▶ [Provided material]
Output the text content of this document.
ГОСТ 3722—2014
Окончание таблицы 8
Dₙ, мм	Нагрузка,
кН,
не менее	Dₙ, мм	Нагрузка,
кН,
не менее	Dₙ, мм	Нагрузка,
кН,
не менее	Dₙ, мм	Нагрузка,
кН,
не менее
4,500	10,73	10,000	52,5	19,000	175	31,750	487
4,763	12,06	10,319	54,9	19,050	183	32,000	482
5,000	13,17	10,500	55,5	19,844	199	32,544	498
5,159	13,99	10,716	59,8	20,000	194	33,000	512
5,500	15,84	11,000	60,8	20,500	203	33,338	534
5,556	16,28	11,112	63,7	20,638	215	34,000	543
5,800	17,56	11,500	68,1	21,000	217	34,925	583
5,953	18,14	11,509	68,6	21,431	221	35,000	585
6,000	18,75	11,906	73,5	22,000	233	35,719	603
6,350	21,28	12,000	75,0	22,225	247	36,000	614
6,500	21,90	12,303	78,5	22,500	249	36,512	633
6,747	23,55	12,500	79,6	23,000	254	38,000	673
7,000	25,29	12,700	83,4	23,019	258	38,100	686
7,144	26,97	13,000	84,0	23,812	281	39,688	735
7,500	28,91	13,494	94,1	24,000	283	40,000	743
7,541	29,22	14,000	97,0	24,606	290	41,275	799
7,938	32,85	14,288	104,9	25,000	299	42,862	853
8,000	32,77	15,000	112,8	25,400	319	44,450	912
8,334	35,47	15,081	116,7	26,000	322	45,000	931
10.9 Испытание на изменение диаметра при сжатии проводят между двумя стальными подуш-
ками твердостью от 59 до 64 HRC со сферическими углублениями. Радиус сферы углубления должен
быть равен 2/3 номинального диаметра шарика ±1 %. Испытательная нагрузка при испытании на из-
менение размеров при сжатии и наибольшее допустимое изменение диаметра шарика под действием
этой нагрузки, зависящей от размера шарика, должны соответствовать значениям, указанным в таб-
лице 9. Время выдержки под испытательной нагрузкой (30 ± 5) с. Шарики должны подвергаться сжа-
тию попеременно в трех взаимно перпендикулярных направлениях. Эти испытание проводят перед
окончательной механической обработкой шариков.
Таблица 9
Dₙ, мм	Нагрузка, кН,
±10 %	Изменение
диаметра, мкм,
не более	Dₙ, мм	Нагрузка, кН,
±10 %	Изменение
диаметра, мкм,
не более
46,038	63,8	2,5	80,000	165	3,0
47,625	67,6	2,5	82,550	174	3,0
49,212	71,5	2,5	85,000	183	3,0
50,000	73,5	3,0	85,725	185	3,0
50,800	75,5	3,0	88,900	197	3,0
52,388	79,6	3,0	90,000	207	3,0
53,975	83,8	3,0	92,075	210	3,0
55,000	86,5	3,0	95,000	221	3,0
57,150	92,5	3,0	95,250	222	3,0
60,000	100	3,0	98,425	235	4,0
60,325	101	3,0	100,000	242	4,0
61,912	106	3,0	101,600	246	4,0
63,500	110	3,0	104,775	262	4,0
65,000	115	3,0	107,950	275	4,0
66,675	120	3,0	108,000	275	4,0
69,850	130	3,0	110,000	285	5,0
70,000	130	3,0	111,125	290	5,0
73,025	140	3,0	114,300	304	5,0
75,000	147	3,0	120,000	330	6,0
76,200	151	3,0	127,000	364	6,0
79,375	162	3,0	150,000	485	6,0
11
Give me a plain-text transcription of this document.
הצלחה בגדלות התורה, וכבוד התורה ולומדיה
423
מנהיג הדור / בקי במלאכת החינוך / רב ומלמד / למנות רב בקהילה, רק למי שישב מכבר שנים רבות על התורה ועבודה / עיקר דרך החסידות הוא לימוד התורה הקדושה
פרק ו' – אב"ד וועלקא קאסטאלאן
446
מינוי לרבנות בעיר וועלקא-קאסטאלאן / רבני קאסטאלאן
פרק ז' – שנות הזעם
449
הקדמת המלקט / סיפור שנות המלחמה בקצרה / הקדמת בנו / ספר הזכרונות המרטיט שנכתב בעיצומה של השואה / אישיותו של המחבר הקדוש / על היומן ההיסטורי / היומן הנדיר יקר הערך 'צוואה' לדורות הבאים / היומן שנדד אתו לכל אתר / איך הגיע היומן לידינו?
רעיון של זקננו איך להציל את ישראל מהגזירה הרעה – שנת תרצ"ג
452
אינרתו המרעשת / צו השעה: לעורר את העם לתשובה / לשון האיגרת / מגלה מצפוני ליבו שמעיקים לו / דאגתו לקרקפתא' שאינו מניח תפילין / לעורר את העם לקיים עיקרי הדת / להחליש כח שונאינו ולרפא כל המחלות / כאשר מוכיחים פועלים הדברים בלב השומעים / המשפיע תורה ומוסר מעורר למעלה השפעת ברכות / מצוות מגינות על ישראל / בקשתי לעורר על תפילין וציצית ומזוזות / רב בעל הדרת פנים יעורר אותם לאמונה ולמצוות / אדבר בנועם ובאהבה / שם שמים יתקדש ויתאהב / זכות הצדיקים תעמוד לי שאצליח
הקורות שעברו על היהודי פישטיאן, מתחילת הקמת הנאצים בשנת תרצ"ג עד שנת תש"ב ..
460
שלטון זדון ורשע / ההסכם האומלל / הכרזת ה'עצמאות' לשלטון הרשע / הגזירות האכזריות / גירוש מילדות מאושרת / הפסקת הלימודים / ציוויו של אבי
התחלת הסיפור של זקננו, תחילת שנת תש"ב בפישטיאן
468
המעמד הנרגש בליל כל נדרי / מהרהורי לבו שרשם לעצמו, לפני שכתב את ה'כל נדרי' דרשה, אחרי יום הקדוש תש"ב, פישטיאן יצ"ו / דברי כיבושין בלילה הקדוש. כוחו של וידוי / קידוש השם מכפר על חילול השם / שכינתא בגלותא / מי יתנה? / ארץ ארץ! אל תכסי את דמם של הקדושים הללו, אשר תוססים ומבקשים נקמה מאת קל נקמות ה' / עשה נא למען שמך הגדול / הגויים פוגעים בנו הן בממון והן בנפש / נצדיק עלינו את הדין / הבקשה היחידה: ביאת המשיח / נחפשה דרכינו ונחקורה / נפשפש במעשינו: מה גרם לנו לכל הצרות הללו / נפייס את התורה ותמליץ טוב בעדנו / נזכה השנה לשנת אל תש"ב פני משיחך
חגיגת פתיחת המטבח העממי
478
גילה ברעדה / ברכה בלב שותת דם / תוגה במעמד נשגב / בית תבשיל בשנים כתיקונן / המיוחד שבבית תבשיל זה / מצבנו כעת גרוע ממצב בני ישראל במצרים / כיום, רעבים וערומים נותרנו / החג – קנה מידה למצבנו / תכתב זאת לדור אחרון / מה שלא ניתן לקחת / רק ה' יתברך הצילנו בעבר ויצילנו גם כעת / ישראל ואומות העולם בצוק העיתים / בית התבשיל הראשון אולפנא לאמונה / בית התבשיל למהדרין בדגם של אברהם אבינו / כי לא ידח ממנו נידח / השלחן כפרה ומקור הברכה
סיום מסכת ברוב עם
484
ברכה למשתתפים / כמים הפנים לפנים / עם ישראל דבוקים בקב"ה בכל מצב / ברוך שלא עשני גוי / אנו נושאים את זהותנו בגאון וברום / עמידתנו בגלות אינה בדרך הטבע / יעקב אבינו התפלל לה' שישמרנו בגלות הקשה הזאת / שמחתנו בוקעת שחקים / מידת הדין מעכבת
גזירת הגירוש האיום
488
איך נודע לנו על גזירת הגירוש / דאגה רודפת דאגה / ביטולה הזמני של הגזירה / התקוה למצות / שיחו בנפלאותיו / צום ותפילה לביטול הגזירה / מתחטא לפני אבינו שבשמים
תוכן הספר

▶ [Requirements] Reproduce the material exactly, with every line intact.

▶ [Exercise result]
Output the text content of this document.
ГОСТ 3722—2014
Окончание таблицы 8
Dₙ, мм	Нагрузка,
кН,
не менее	Dₙ, мм	Нагрузка,
кН,
не менее	Dₙ, мм	Нагрузка,
кН,
не менее	Dₙ, мм	Нагрузка,
кН,
не менее
4,500	10,73	10,000	52,5	19,000	175	31,750	487
4,763	12,06	10,319	54,9	19,050	183	32,000	482
5,000	13,17	10,500	55,5	19,844	199	32,544	498
5,159	13,99	10,716	59,8	20,000	194	33,000	512
5,500	15,84	11,000	60,8	20,500	203	33,338	534
5,556	16,28	11,112	63,7	20,638	215	34,000	543
5,800	17,56	11,500	68,1	21,000	217	34,925	583
5,953	18,14	11,509	68,6	21,431	221	35,000	585
6,000	18,75	11,906	73,5	22,000	233	35,719	603
6,350	21,28	12,000	75,0	22,225	247	36,000	614
6,500	21,90	12,303	78,5	22,500	249	36,512	633
6,747	23,55	12,500	79,6	23,000	254	38,000	673
7,000	25,29	12,700	83,4	23,019	258	38,100	686
7,144	26,97	13,000	84,0	23,812	281	39,688	735
7,500	28,91	13,494	94,1	24,000	283	40,000	743
7,541	29,22	14,000	97,0	24,606	290	41,275	799
7,938	32,85	14,288	104,9	25,000	299	42,862	853
8,000	32,77	15,000	112,8	25,400	319	44,450	912
8,334	35,47	15,081	116,7	26,000	322	45,000	931
10.9 Испытание на изменение диаметра при сжатии проводят между двумя стальными подуш-
ками твердостью от 59 до 64 HRC со сферическими углублениями. Радиус сферы углубления должен
быть равен 2/3 номинального диаметра шарика ±1 %. Испытательная нагрузка при испытании на из-
менение размеров при сжатии и наибольшее допустимое изменение диаметра шарика под действием
этой нагрузки, зависящей от размера шарика, должны соответствовать значениям, указанным в таб-
лице 9. Время выдержки под испытательной нагрузкой (30 ± 5) с. Шарики должны подвергаться сжа-
тию попеременно в трех взаимно перпендикулярных направлениях. Эти испытание проводят перед
окончательной механической обработкой шариков.
Таблица 9
Dₙ, мм	Нагрузка, кН,
±10 %	Изменение
диаметра, мкм,
не более	Dₙ, мм	Нагрузка, кН,
±10 %	Изменение
диаметра, мкм,
не более
46,038	63,8	2,5	80,000	165	3,0
47,625	67,6	2,5	82,550	174	3,0
49,212	71,5	2,5	85,000	183	3,0
50,000	73,5	3,0	85,725	185	3,0
50,800	75,5	3,0	88,900	197	3,0
52,388	79,6	3,0	90,000	207	3,0
53,975	83,8	3,0	92,075	210	3,0
55,000	86,5	3,0	95,000	221	3,0
57,150	92,5	3,0	95,250	222	3,0
60,000	100	3,0	98,425	235	4,0
60,325	101	3,0	100,000	242	4,0
61,912	106	3,0	101,600	246	4,0
63,500	110	3,0	104,775	262	4,0
65,000	115	3,0	107,950	275	4,0
66,675	120	3,0	108,000	275	4,0
69,850	130	3,0	110,000	285	5,0
70,000	130	3,0	111,125	290	5,0
73,025	140	3,0	114,300	304	5,0
75,000	147	3,0	120,000	330	6,0
76,200	151	3,0	127,000	364	6,0
79,375	162	3,0	150,000	485	6,0
11
Give me a plain-text transcription of this document.
הצלחה בגדלות התורה, וכבוד התורה ולומדיה
423
מנהיג הדור / בקי במלאכת החינוך / רב ומלמד / למנות רב בקהילה, רק למי שישב מכבר שנים רבות על התורה ועבודה / עיקר דרך החסידות הוא לימוד התורה הקדושה
פרק ו' – אב"ד וועלקא קאסטאלאן
446
מינוי לרבנות בעיר וועלקא-קאסטאלאן / רבני קאסטאלאן
פרק ז' – שנות הזעם
449
הקדמת המלקט / סיפור שנות המלחמה בקצרה / הקדמת בנו / ספר הזכרונות המרטיט שנכתב בעיצומה של השואה / אישיותו של המחבר הקדוש / על היומן ההיסטורי / היומן הנדיר יקר הערך 'צוואה' לדורות הבאים / היומן שנדד אתו לכל אתר / איך הגיע היומן לידינו?
רעיון של זקננו איך להציל את ישראל מהגזירה הרעה – שנת תרצ"ג
452
אינרתו המרעשת / צו השעה: לעורר את העם לתשובה / לשון האיגרת / מגלה מצפוני ליבו שמעיקים לו / דאגתו לקרקפתא' שאינו מניח תפילין / לעורר את העם לקיים עיקרי הדת / להחליש כח שונאינו ולרפא כל המחלות / כאשר מוכיחים פועלים הדברים בלב השומעים / המשפיע תורה ומוסר מעורר למעלה השפעת ברכות / מצוות מגינות על ישראל / בקשתי לעורר על תפילין וציצית ומזוזות / רב בעל הדרת פנים יעורר אותם לאמונה ולמצוות / אדבר בנועם ובאהבה / שם שמים יתקדש ויתאהב / זכות הצדיקים תעמוד לי שאצליח
הקורות שעברו על היהודי פישטיאן, מתחילת הקמת הנאצים בשנת תרצ"ג עד שנת תש"ב ..
460
שלטון זדון ורשע / ההסכם האומלל / הכרזת ה'עצמאות' לשלטון הרשע / הגזירות האכזריות / גירוש מילדות מאושרת / הפסקת הלימודים / ציוויו של אבי
התחלת הסיפור של זקננו, תחילת שנת תש"ב בפישטיאן
468
המעמד הנרגש בליל כל נדרי / מהרהורי לבו שרשם לעצמו, לפני שכתב את ה'כל נדרי' דרשה, אחרי יום הקדוש תש"ב, פישטיאן יצ"ו / דברי כיבושין בלילה הקדוש. כוחו של וידוי / קידוש השם מכפר על חילול השם / שכינתא בגלותא / מי יתנה? / ארץ ארץ! אל תכסי את דמם של הקדושים הללו, אשר תוססים ומבקשים נקמה מאת קל נקמות ה' / עשה נא למען שמך הגדול / הגויים פוגעים בנו הן בממון והן בנפש / נצדיק עלינו את הדין / הבקשה היחידה: ביאת המשיח / נחפשה דרכינו ונחקורה / נפשפש במעשינו: מה גרם לנו לכל הצרות הללו / נפייס את התורה ותמליץ טוב בעדנו / נזכה השנה לשנת אל תש"ב פני משיחך
חגיגת פתיחת המטבח העממי
478
גילה ברעדה / ברכה בלב שותת דם / תוגה במעמד נשגב / בית תבשיל בשנים כתיקונן / המיוחד שבבית תבשיל זה / מצבנו כעת גרוע ממצב בני ישראל במצרים / כיום, רעבים וערומים נותרנו / החג – קנה מידה למצבנו / תכתב זאת לדור אחרון / מה שלא ניתן לקחת / רק ה' יתברך הצילנו בעבר ויצילנו גם כעת / ישראל ואומות העולם בצוק העיתים / בית התבשיל הראשון אולפנא לאמונה / בית התבשיל למהדרין בדגם של אברהם אבינו / כי לא ידח ממנו נידח / השלחן כפרה ומקור הברכה
סיום מסכת ברוב עם
484
ברכה למשתתפים / כמים הפנים לפנים / עם ישראל דבוקים בקב"ה בכל מצב / ברוך שלא עשני גוי / אנו נושאים את זהותנו בגאון וברום / עמידתנו בגלות אינה בדרך הטבע / יעקב אבינו התפלל לה' שישמרנו בגלות הקשה הזאת / שמחתנו בוקעת שחקים / מידת הדין מעכבת
גזירת הגירוש האיום
488
איך נודע לנו על גזירת הגירוש / דאגה רודפת דאגה / ביטולה הזמני של הגזירה / התקוה למצות / שיחו בנפלאותיו / צום ותפילה לביטול הגזירה / מתחטא לפני אבינו שבשמים
תוכן הספר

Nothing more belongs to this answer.